[Dataset extract]:
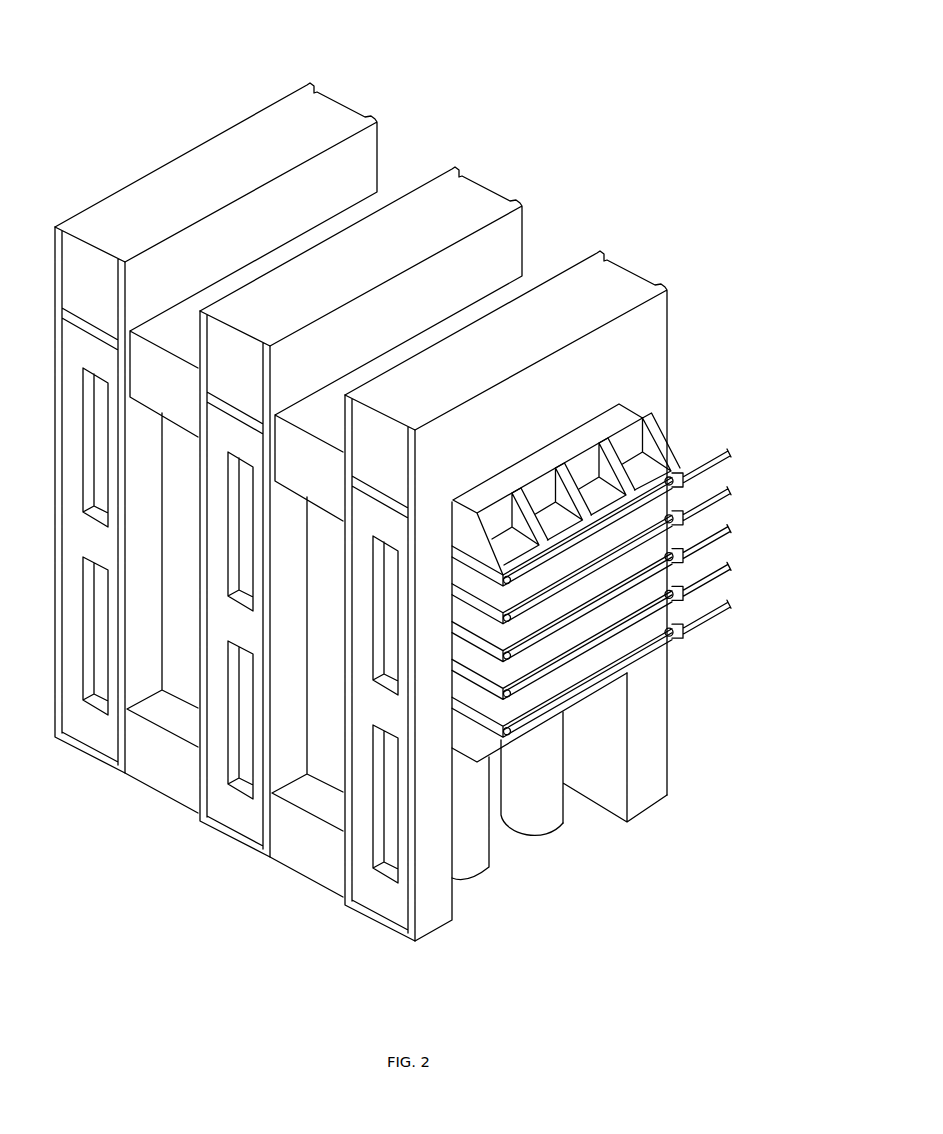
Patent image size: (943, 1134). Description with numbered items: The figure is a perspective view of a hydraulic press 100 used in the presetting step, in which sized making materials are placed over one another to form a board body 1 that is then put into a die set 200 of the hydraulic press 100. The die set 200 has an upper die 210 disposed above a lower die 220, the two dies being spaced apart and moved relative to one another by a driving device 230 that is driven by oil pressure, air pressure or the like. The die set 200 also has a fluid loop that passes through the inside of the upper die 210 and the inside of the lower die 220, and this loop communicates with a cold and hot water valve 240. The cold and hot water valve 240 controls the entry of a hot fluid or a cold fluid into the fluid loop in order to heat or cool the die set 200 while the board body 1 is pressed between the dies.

The hydraulic press 100 is at (490, 111).
The die set 200 is at (757, 723).
The upper die 210 is at (565, 658).
The lower die 220 is at (562, 698).
The driving device 230 is at (546, 816).
The cold and hot water valve 240 is at (729, 567).
The board body 1 is at (638, 631).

[Task statement]:
Reproduce the records above line for line, without the pictures.

[The reply]:
Patent image size: (943, 1134). Description with numbered items: The figure is a perspective view of a hydraulic press 100 used in the presetting step, in which sized making materials are placed over one another to form a board body 1 that is then put into a die set 200 of the hydraulic press 100. The die set 200 has an upper die 210 disposed above a lower die 220, the two dies being spaced apart and moved relative to one another by a driving device 230 that is driven by oil pressure, air pressure or the like. The die set 200 also has a fluid loop that passes through the inside of the upper die 210 and the inside of the lower die 220, and this loop communicates with a cold and hot water valve 240. The cold and hot water valve 240 controls the entry of a hot fluid or a cold fluid into the fluid loop in order to heat or cool the die set 200 while the board body 1 is pressed between the dies.

The hydraulic press 100 is at (490, 111).
The die set 200 is at (757, 723).
The upper die 210 is at (565, 658).
The lower die 220 is at (562, 698).
The driving device 230 is at (546, 816).
The cold and hot water valve 240 is at (729, 567).
The board body 1 is at (638, 631).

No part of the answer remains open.